* **SET PROBLEM**
Extract each line from the entries below that has the string "text" in it.

* **EXTRACTED INFORMATION**
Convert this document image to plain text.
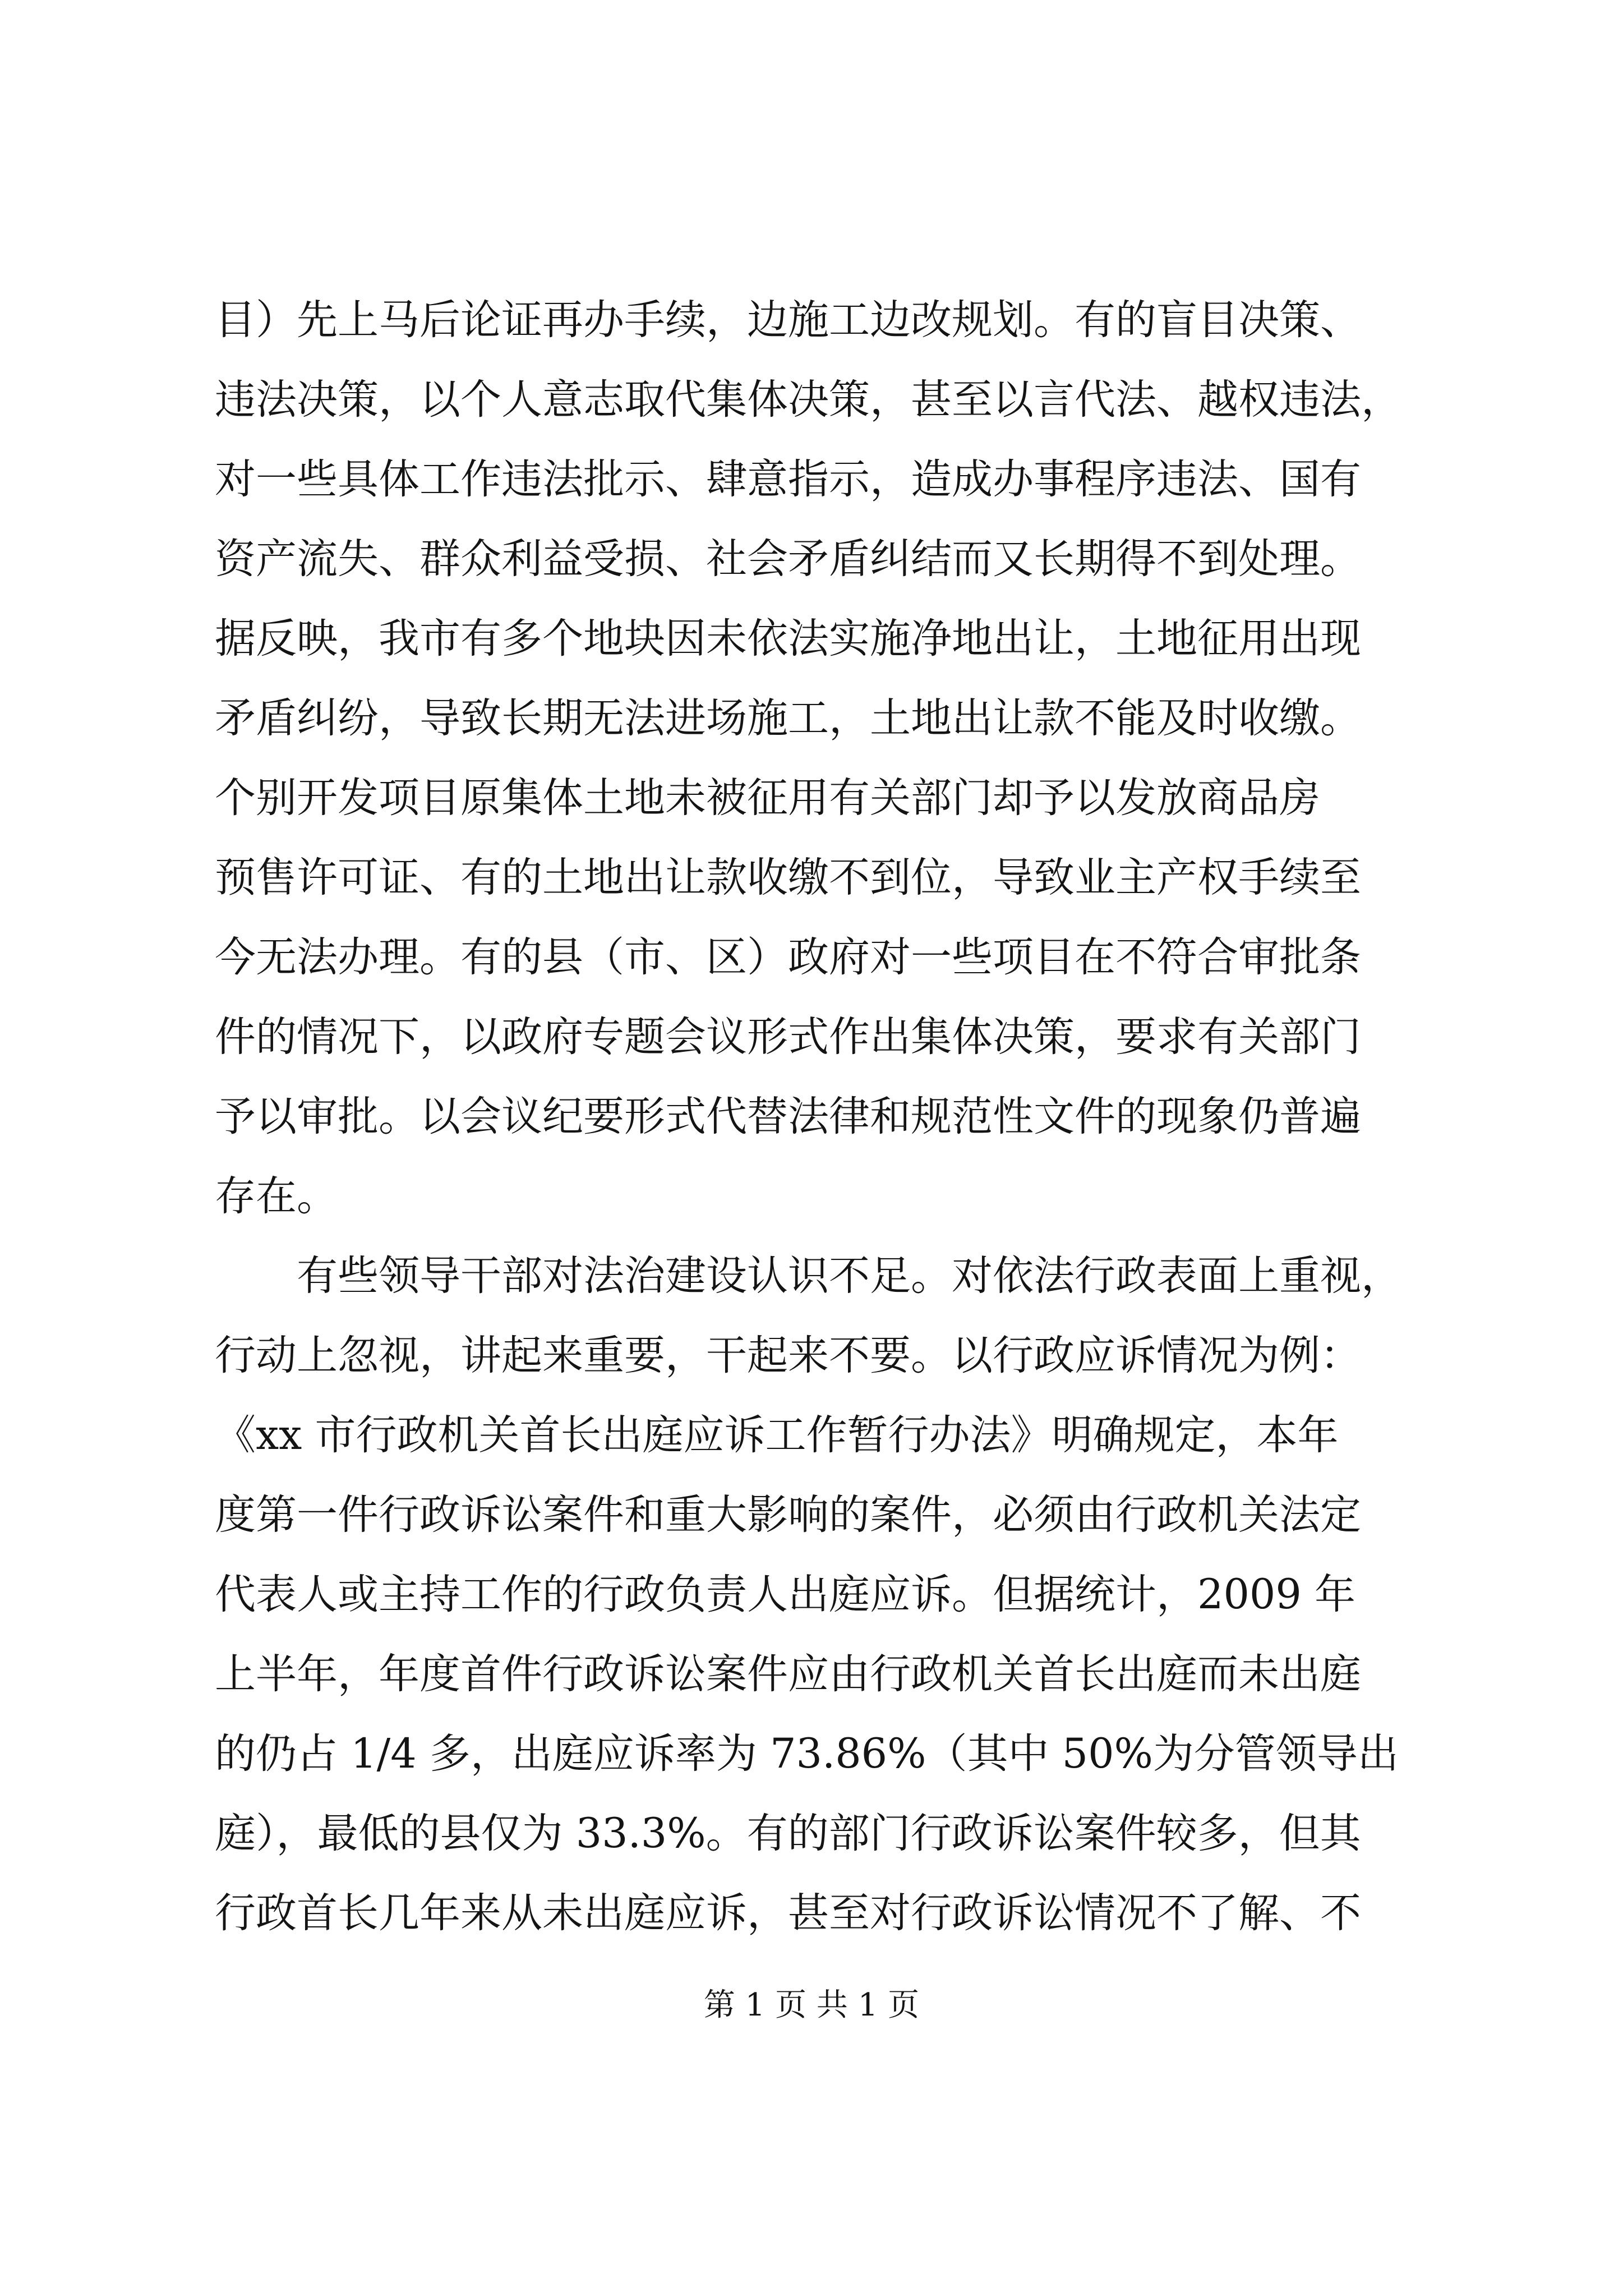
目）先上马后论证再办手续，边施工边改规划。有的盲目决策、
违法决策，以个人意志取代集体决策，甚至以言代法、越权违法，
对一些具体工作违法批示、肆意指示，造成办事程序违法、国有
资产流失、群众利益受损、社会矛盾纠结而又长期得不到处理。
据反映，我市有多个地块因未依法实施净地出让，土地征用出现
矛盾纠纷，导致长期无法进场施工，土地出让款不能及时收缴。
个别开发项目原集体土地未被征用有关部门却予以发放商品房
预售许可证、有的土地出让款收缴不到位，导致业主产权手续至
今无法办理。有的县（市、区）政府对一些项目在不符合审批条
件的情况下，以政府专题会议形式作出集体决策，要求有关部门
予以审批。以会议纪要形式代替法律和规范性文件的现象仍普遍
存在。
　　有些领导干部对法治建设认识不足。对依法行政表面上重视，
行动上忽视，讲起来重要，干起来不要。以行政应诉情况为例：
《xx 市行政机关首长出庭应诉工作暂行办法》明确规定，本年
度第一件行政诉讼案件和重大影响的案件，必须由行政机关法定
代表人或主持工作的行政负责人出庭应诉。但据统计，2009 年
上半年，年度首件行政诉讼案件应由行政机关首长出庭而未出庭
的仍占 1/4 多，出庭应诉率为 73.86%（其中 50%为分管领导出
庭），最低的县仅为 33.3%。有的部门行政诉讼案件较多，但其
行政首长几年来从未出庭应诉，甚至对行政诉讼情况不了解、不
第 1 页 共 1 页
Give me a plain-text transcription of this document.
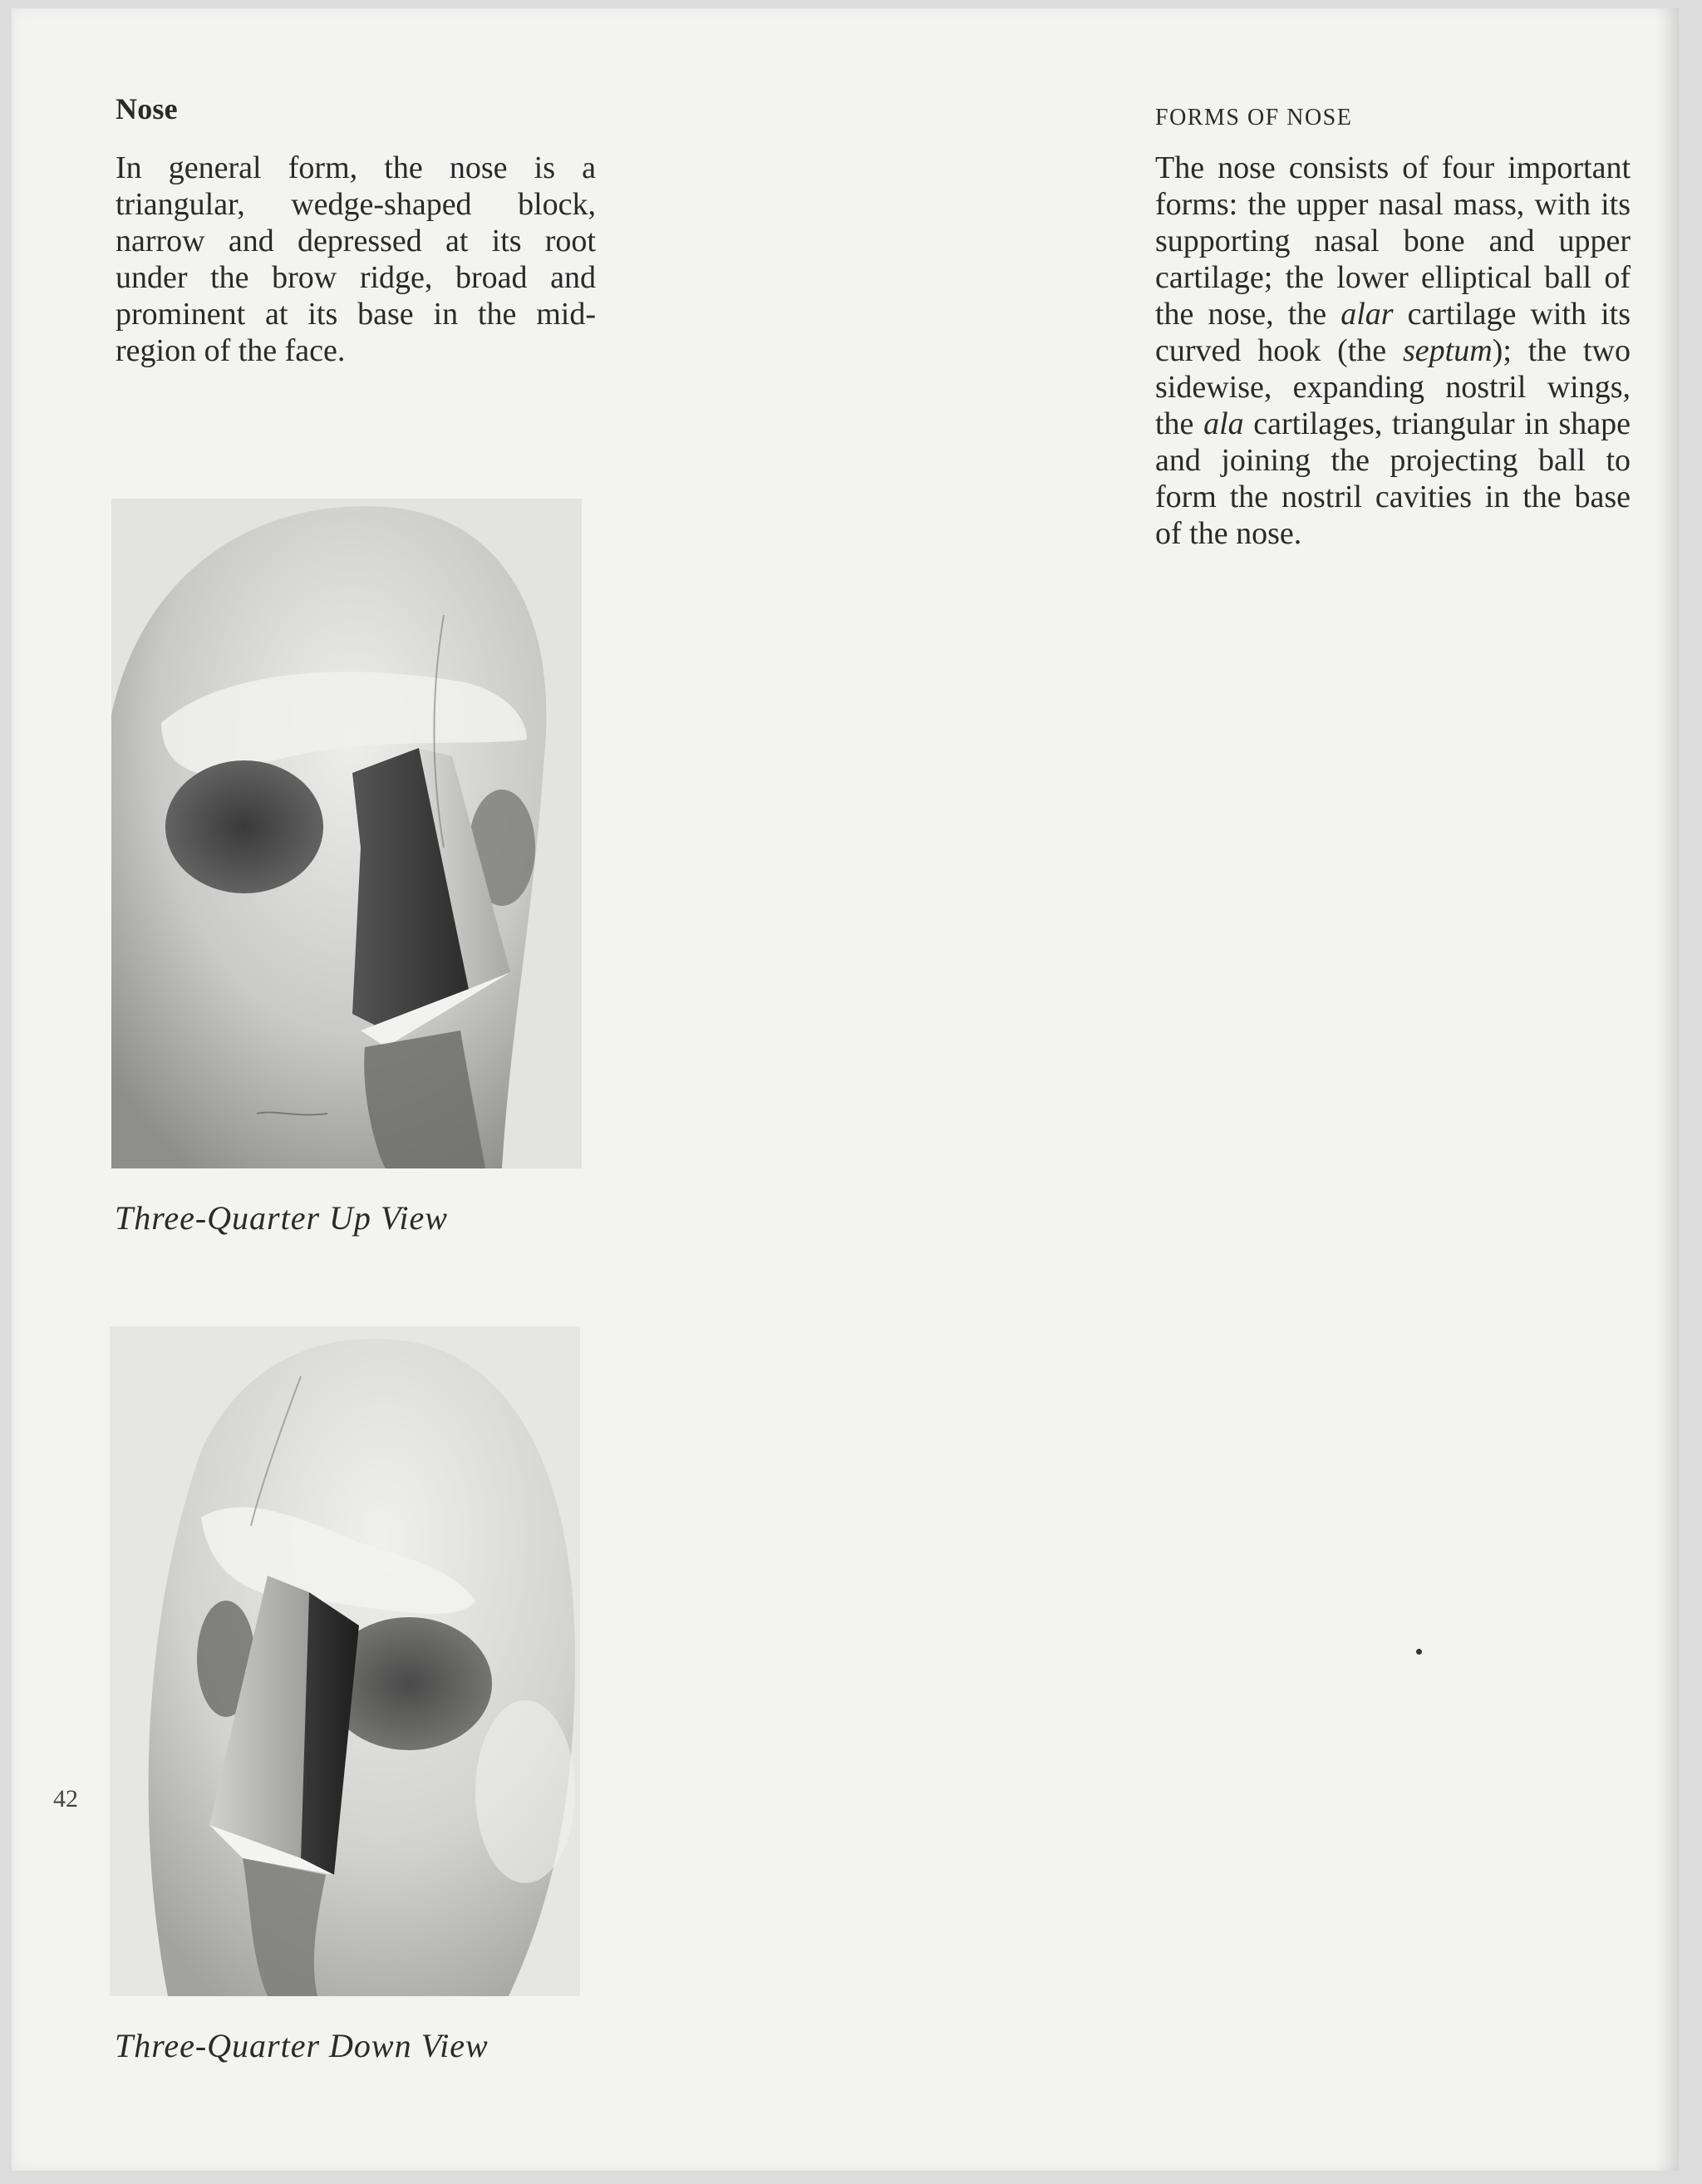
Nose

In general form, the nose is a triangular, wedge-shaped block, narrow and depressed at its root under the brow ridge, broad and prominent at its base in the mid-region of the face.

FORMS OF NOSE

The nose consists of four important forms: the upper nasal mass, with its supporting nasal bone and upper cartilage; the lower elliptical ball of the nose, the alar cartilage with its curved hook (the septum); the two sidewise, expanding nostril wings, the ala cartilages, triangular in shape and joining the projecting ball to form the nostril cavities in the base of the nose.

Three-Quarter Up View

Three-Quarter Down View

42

* **FINISHED ANSWER**
Convert this document image to plain text.
Give me a plain-text transcription of this document.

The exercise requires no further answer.